DIRECTIVE:
Check each line of the material below, and copy it if it holds the string "Giebel".

DATA TO USE:
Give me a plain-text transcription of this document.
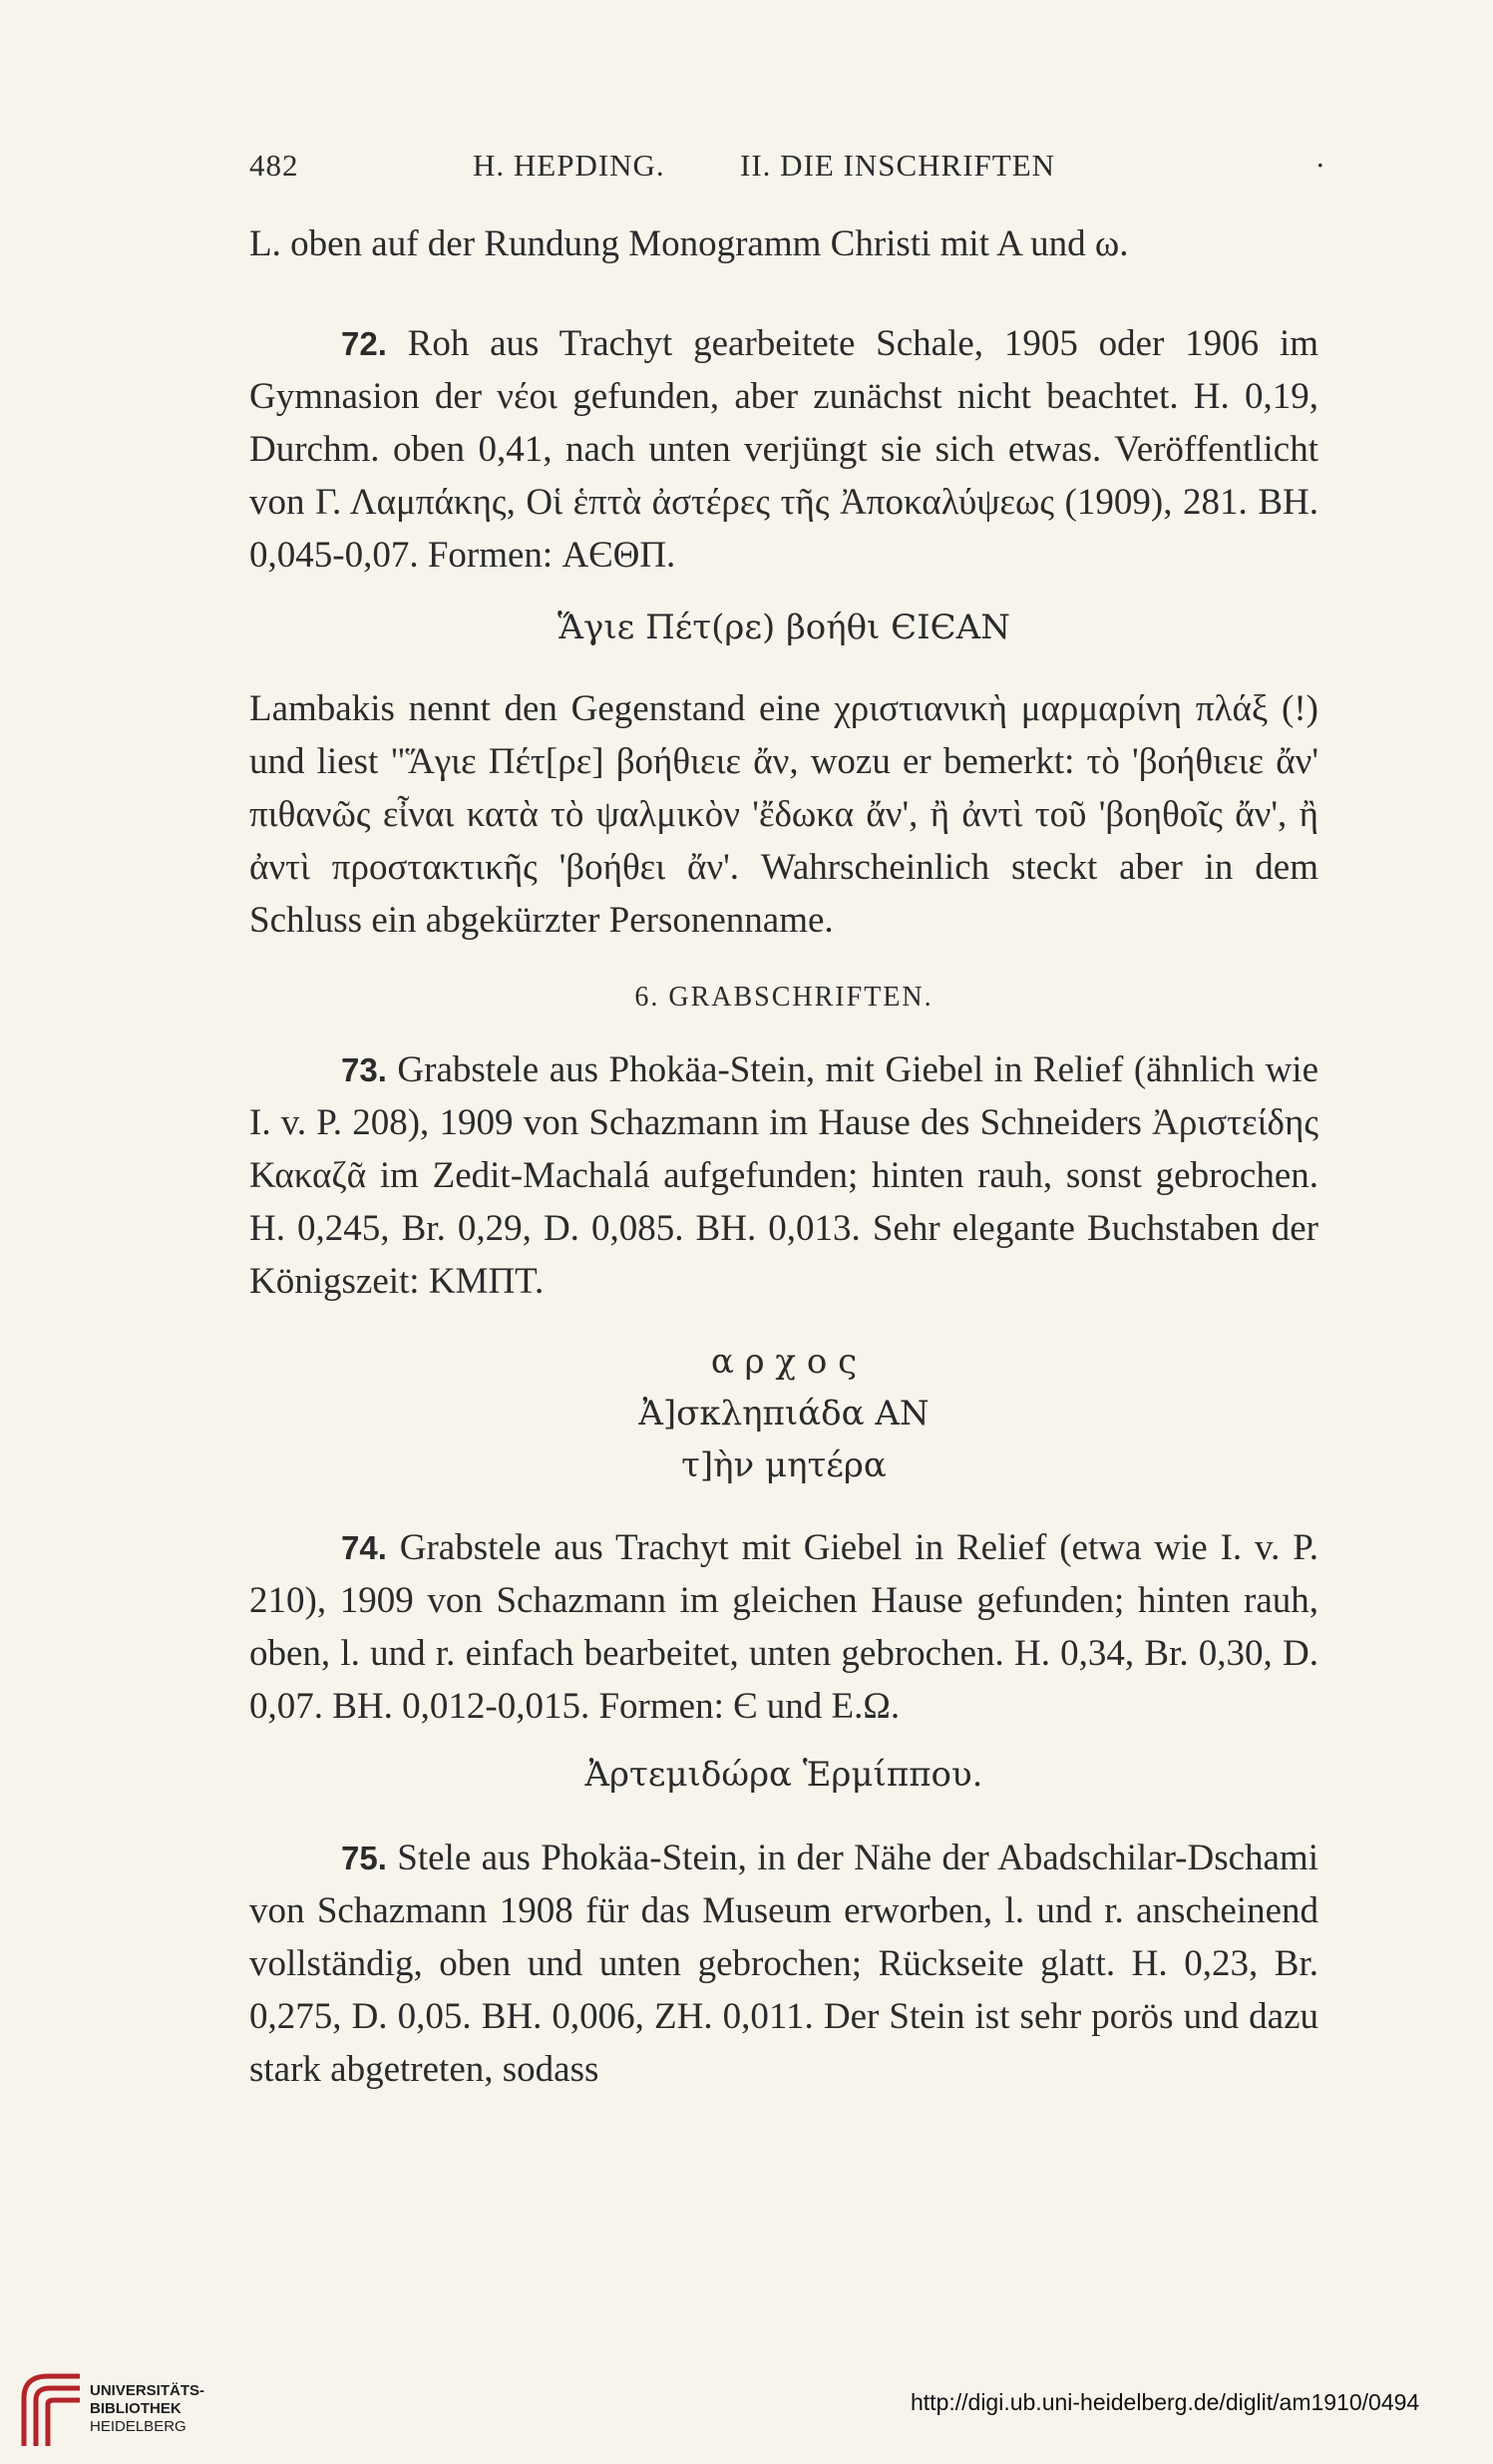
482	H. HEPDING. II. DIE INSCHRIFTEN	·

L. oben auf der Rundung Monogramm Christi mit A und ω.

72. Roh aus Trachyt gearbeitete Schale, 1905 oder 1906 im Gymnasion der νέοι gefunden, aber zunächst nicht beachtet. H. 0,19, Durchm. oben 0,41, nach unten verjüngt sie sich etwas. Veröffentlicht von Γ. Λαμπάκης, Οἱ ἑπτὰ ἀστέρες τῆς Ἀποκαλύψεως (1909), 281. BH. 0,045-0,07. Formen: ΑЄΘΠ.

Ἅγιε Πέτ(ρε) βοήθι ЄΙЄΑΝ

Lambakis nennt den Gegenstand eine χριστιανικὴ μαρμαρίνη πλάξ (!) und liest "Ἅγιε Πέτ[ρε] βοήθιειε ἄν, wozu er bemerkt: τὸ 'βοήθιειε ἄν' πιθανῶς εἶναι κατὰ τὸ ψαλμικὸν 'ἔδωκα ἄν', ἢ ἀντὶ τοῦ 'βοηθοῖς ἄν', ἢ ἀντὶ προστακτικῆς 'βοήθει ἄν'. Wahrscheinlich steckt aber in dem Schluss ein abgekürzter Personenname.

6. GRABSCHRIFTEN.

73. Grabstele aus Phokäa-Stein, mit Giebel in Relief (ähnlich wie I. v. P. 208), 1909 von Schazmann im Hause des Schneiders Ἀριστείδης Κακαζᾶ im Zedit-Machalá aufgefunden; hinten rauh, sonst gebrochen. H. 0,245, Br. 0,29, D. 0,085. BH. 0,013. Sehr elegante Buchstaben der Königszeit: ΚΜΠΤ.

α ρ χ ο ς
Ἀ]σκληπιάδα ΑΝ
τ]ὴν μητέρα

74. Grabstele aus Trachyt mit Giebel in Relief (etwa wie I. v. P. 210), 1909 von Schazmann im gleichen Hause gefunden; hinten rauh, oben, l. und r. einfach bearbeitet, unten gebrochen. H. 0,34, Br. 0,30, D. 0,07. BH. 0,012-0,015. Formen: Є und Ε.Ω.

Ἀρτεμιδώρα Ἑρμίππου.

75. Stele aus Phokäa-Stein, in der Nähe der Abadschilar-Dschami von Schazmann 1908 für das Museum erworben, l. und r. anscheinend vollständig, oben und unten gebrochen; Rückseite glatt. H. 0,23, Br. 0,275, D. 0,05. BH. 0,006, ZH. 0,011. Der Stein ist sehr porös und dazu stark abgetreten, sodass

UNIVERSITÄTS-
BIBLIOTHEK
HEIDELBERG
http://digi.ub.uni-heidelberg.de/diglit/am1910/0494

OUTPUT BELOW:
73. Grabstele aus Phokäa-Stein, mit Giebel in Relief (ähnlich wie I. v. P. 208), 1909 von Schazmann im Hause des Schneiders Ἀριστείδης Κακαζᾶ im Zedit-Machalá aufgefunden; hinten rauh, sonst gebrochen. H. 0,245, Br. 0,29, D. 0,085. BH. 0,013. Sehr elegante Buchstaben der Königszeit: ΚΜΠΤ.
74. Grabstele aus Trachyt mit Giebel in Relief (etwa wie I. v. P. 210), 1909 von Schazmann im gleichen Hause gefunden; hinten rauh, oben, l. und r. einfach bearbeitet, unten gebrochen. H. 0,34, Br. 0,30, D. 0,07. BH. 0,012-0,015. Formen: Є und Ε.Ω.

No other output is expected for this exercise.